- [YOUR OBJECTIVE]: State the number of lines that hold the string "true", with nothing added.

[start of SUPPLIED RECORDS]

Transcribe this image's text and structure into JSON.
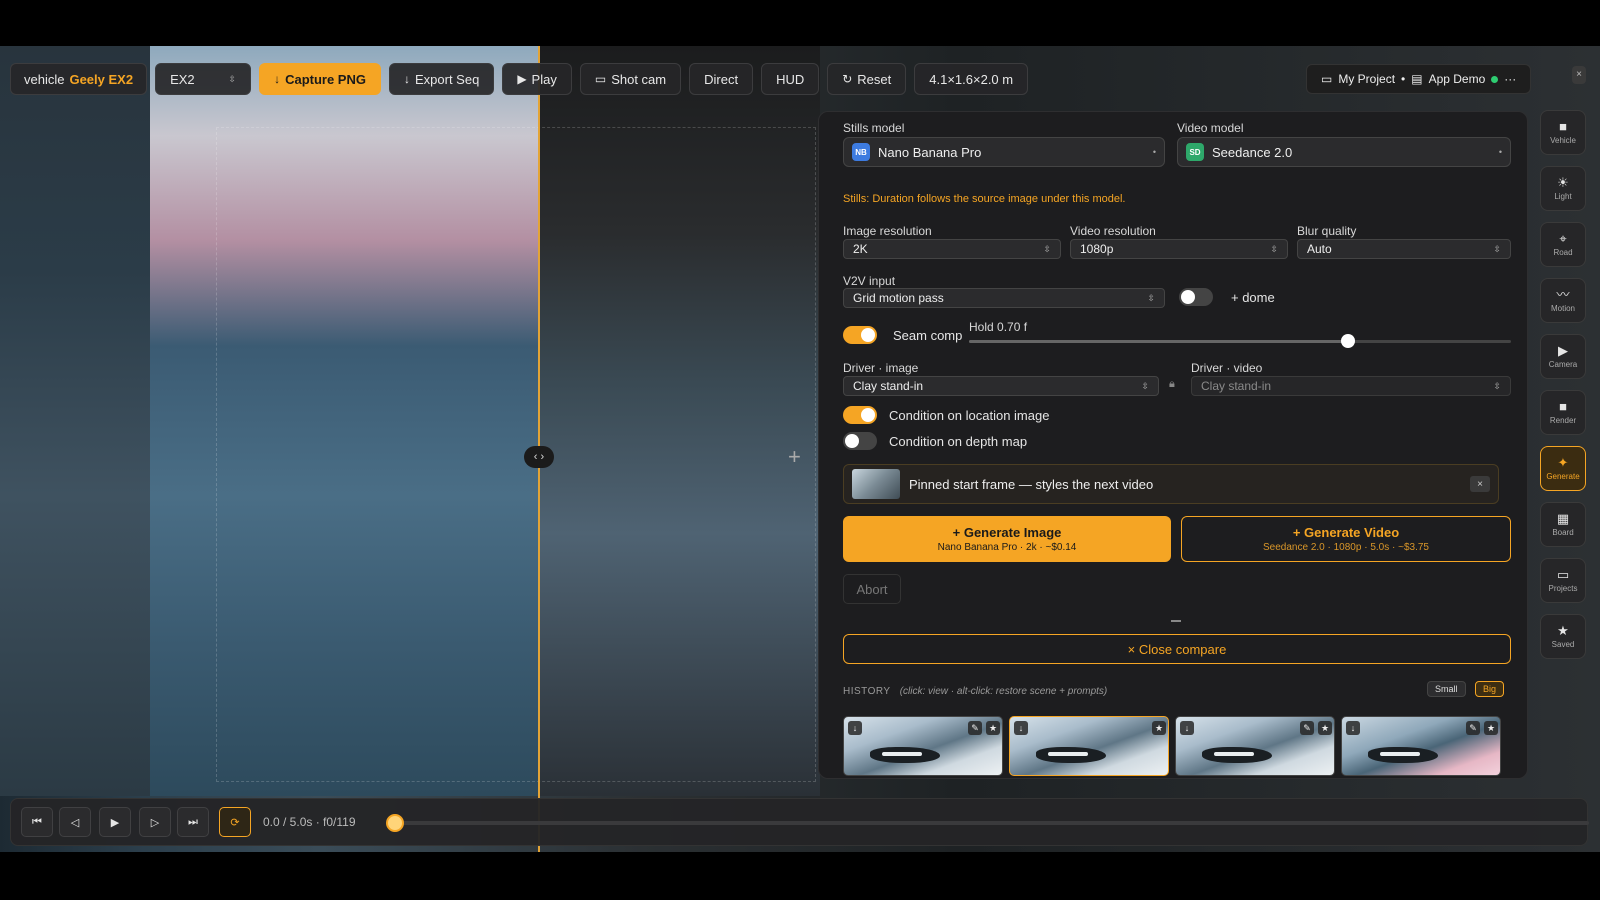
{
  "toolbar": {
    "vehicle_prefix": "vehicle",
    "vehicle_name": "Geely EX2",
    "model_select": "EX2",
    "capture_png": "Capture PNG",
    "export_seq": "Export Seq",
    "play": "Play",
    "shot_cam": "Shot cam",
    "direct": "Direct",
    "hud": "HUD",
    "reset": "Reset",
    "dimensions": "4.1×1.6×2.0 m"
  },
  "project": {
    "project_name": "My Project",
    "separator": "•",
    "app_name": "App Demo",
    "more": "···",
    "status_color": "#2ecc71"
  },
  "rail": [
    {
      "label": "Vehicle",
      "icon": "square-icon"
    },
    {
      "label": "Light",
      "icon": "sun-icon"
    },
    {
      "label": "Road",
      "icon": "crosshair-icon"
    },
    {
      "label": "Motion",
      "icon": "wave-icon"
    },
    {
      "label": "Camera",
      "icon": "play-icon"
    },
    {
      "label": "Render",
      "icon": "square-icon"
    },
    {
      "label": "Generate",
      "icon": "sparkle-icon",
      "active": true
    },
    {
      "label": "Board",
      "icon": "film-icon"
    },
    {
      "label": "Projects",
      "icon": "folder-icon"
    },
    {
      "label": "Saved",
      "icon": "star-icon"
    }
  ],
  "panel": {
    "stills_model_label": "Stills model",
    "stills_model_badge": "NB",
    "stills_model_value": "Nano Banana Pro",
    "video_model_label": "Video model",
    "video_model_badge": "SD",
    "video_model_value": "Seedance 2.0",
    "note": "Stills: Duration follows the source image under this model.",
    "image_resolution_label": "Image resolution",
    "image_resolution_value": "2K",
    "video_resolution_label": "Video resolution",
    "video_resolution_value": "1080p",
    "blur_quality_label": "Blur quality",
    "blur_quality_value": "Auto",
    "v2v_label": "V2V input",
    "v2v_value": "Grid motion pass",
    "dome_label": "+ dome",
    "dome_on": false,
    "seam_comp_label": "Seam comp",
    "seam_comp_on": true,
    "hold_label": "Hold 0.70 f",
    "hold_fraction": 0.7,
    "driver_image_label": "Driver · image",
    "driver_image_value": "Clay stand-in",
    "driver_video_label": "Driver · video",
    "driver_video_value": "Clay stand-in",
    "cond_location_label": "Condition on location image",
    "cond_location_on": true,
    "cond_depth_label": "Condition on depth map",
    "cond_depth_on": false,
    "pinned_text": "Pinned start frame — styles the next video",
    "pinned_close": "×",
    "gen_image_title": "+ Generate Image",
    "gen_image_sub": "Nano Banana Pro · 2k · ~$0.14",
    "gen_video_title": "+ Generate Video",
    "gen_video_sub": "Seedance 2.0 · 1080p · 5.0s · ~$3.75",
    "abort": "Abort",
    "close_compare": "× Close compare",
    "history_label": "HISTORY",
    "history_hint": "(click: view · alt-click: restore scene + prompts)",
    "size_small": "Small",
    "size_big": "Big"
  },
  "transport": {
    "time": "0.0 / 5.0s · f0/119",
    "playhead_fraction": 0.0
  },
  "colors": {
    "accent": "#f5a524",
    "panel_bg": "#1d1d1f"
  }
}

[end of SUPPLIED RECORDS]
[start of SUPPLIED RECORDS]

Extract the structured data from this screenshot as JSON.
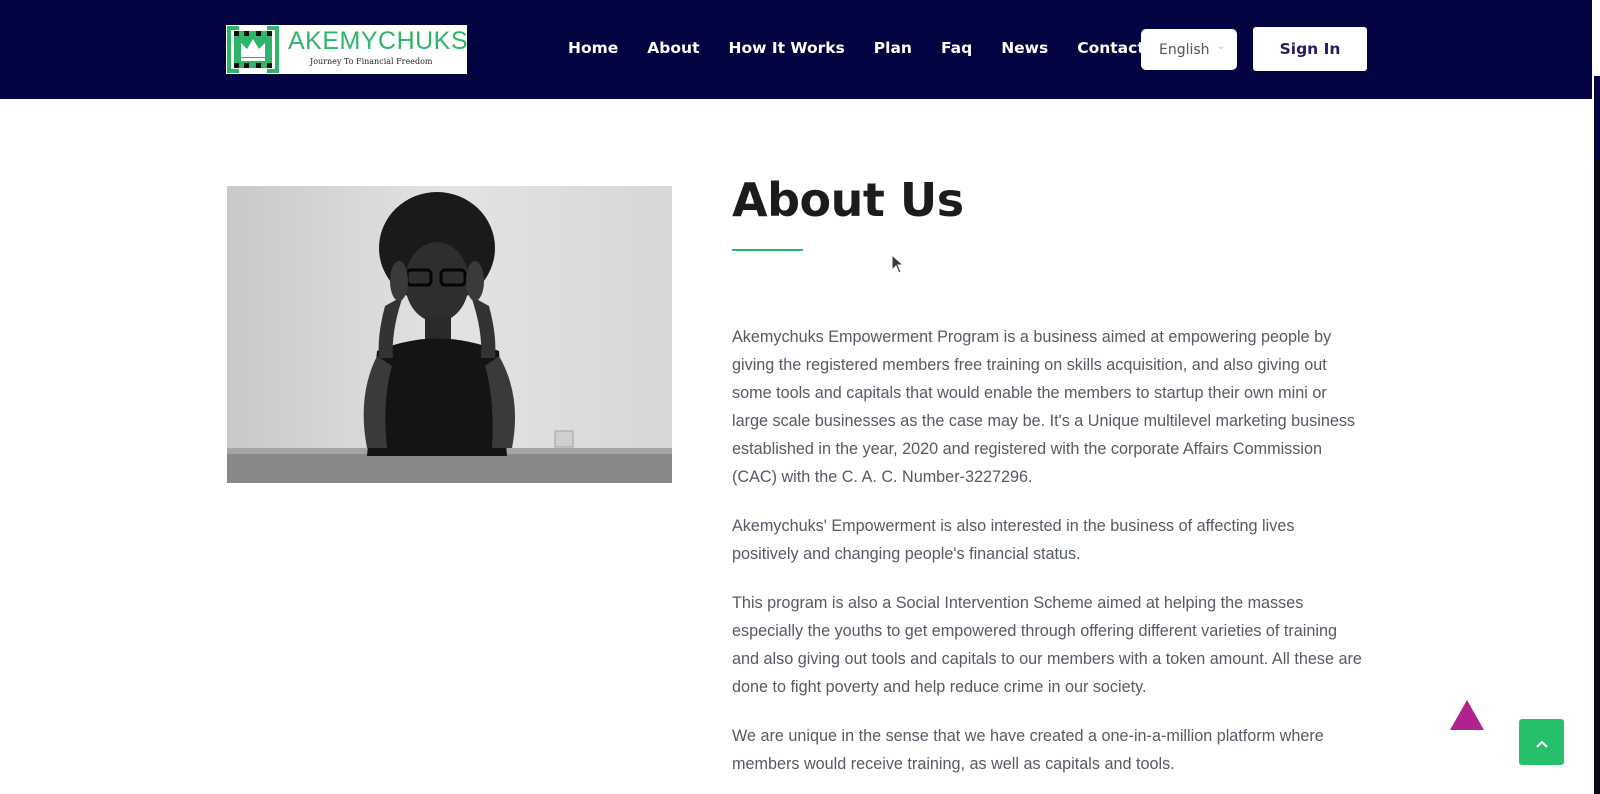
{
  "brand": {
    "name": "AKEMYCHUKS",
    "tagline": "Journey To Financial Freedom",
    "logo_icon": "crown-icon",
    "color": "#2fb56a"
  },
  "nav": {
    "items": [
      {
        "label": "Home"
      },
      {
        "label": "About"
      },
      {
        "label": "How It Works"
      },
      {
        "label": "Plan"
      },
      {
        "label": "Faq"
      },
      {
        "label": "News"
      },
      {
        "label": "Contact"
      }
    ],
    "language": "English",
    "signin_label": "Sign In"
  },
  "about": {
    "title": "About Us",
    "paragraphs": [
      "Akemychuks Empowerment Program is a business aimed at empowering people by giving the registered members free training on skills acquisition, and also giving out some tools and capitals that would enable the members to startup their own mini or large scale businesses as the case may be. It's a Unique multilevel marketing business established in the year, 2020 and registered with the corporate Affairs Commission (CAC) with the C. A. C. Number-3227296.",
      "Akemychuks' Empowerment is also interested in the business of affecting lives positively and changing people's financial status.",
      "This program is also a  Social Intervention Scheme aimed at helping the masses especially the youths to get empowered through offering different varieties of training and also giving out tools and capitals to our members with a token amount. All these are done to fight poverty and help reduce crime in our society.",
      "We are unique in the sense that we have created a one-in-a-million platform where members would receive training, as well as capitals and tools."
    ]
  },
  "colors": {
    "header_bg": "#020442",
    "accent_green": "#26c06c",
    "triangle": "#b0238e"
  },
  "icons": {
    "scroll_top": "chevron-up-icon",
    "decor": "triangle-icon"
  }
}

[end of SUPPLIED RECORDS]
[start of SUPPLIED RECORDS]

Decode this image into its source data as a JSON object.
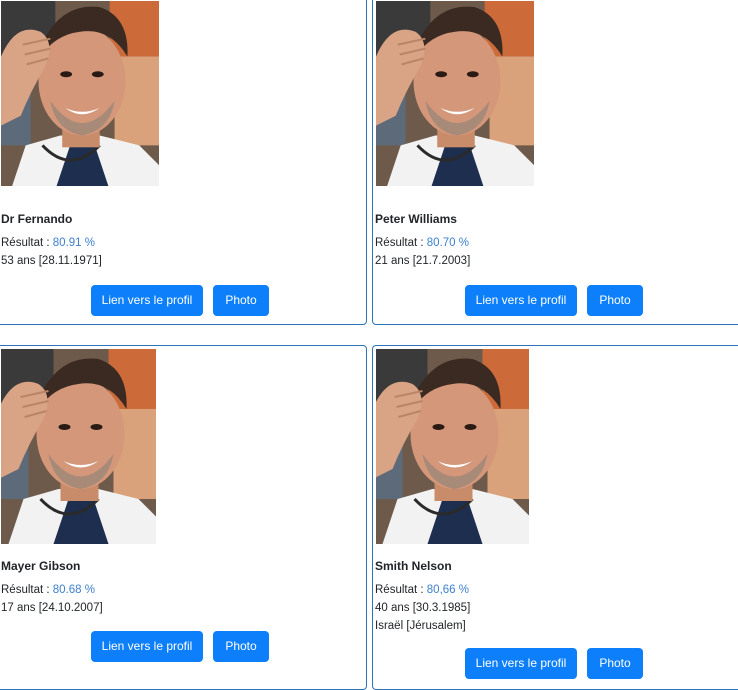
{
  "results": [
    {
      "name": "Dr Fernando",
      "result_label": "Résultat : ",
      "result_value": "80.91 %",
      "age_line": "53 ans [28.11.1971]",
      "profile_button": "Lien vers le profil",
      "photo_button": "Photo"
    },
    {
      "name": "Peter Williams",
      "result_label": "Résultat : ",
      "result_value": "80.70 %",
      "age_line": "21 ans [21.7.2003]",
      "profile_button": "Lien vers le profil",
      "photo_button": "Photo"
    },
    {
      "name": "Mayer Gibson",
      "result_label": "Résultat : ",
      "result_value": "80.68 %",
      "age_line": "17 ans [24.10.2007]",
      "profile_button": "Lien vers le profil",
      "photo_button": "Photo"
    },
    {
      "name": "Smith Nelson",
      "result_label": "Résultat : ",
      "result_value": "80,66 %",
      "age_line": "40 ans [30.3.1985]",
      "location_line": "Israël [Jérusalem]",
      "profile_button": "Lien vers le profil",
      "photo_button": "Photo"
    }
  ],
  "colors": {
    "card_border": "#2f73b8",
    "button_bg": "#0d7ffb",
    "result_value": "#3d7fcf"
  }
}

[end of SUPPLIED RECORDS]

- [RESULT FOR THIS TASK]: 3